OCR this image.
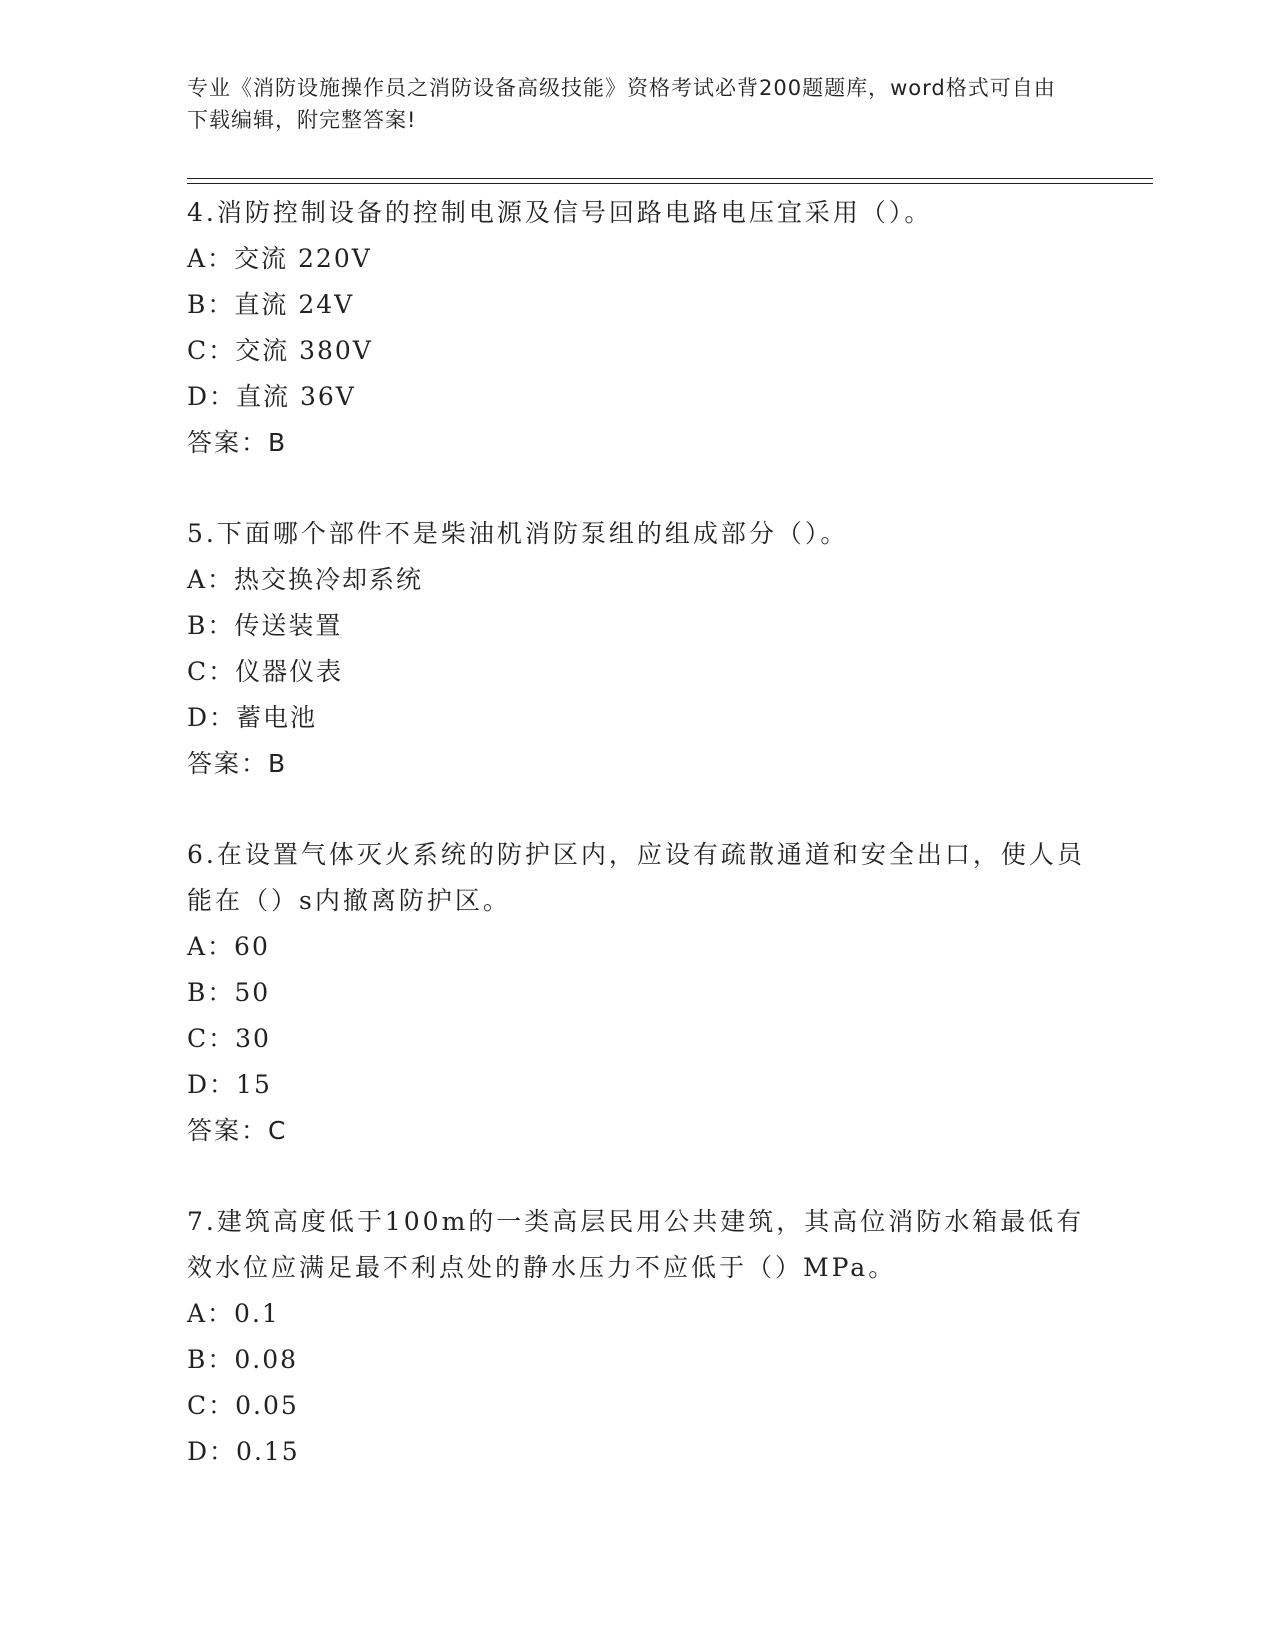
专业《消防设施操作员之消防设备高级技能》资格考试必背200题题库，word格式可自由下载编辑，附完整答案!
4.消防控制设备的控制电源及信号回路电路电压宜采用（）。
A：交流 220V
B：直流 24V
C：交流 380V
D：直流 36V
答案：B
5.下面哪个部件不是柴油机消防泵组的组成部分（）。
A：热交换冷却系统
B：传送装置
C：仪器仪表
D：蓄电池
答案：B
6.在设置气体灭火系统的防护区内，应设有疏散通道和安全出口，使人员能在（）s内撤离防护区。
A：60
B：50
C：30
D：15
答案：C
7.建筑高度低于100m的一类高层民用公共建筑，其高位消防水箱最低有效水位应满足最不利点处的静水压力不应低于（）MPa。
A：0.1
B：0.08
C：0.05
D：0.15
● ● ● ●
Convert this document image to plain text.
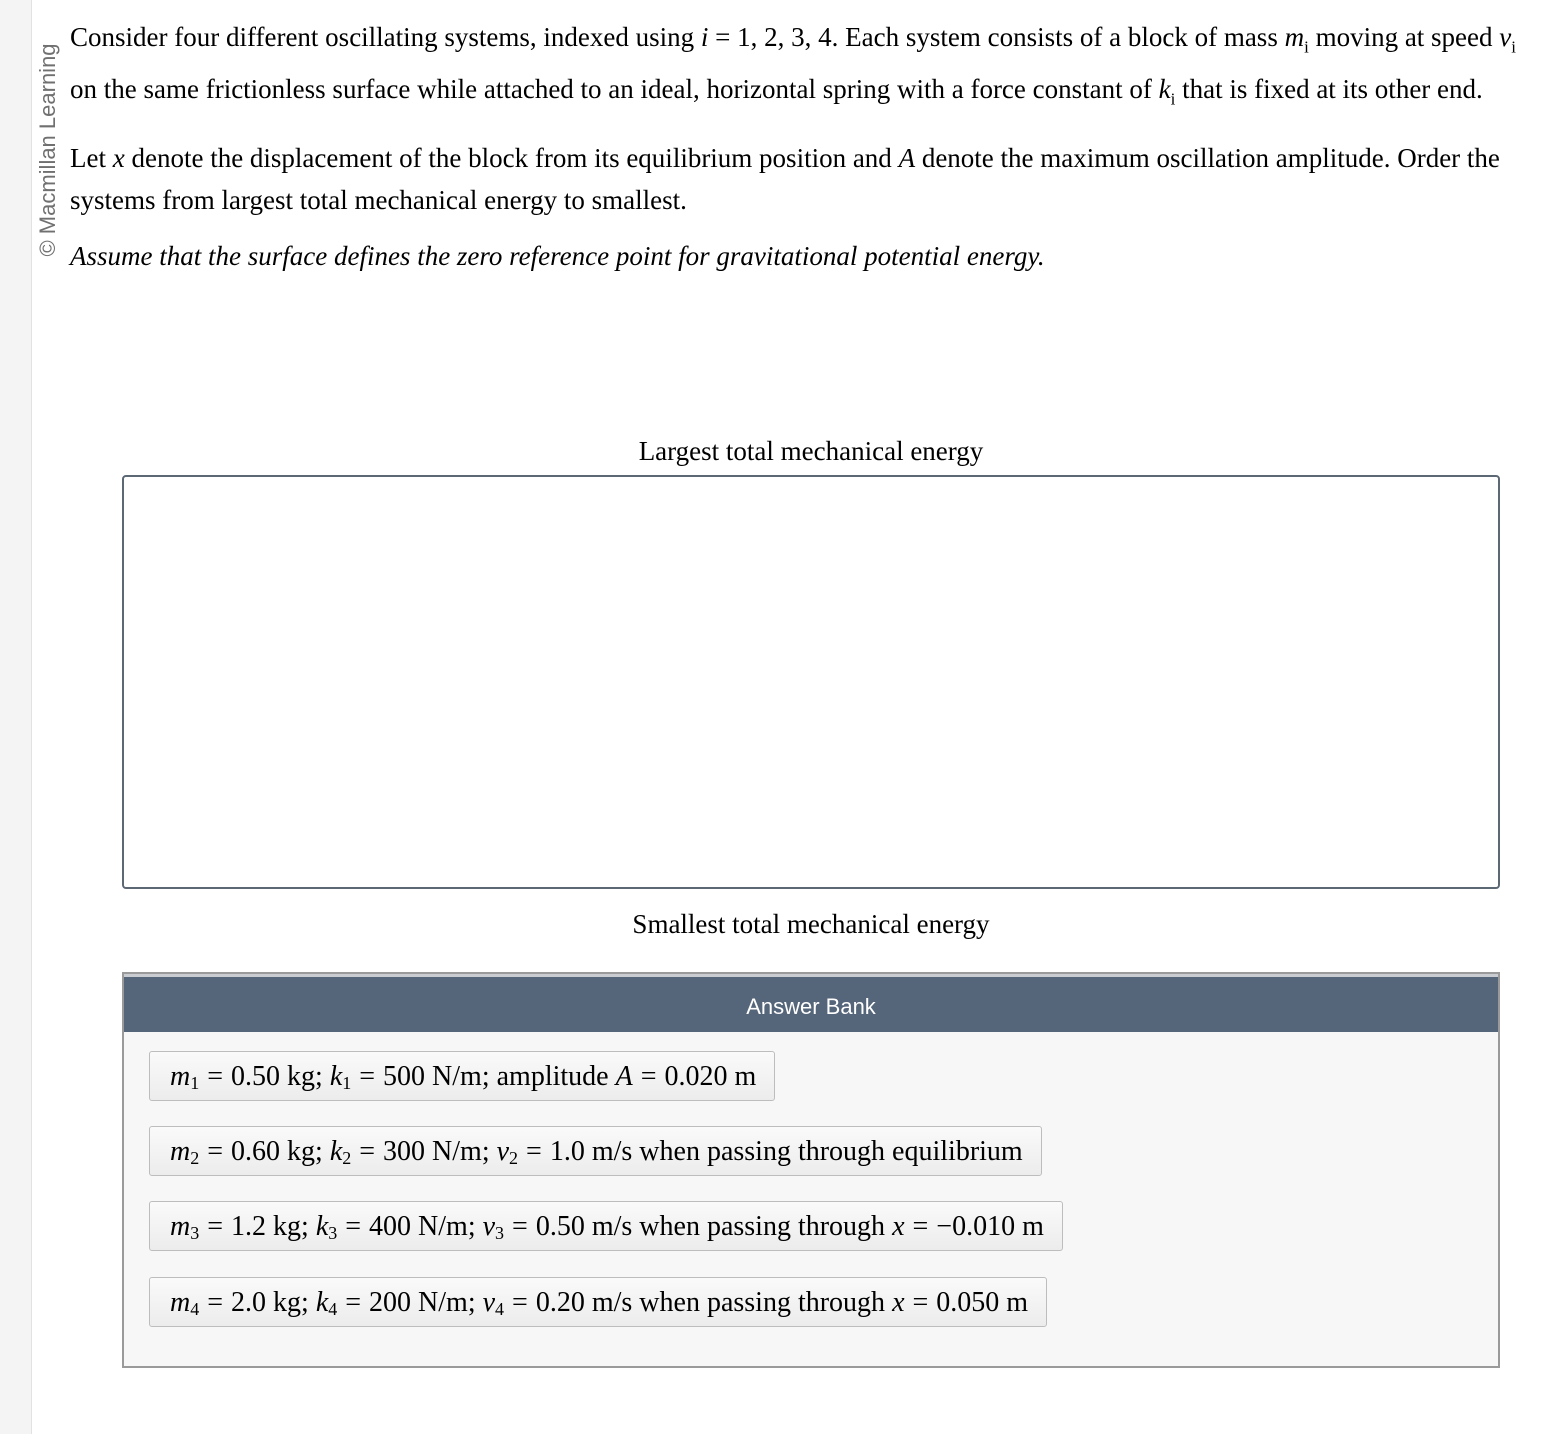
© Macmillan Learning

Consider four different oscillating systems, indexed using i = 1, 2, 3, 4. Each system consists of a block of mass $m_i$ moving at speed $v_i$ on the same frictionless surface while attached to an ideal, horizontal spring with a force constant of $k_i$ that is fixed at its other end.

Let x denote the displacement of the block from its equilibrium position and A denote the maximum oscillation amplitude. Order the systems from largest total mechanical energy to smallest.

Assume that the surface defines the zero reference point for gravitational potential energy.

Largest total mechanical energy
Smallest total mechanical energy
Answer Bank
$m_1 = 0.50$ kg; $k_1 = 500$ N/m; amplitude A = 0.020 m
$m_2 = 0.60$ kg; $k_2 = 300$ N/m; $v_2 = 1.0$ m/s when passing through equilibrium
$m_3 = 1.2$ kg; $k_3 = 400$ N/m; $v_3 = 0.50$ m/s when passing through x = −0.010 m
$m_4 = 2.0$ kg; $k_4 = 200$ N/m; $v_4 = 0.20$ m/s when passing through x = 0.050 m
● ● ● ●
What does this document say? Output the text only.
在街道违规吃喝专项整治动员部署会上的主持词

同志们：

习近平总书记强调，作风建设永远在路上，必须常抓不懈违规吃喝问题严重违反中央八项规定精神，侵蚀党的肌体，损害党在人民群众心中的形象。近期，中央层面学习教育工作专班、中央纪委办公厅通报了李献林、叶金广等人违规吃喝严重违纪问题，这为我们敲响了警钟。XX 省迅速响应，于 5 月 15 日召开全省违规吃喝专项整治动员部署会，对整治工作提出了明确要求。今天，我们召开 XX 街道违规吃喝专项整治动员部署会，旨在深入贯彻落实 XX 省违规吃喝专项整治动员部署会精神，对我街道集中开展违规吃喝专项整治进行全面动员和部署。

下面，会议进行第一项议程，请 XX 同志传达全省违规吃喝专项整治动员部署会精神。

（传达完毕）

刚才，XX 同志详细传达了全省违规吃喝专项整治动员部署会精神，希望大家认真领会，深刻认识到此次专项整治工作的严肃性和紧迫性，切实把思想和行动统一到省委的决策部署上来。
● ● ● ●
▶ [GOAL OF THE EXERCISE]: Look for lines containing the string "this" and copy them all.

▶ [THE OUTPUT]:
OCR this image.
Convert this document image to plain text.
What does this document say? Output the text only.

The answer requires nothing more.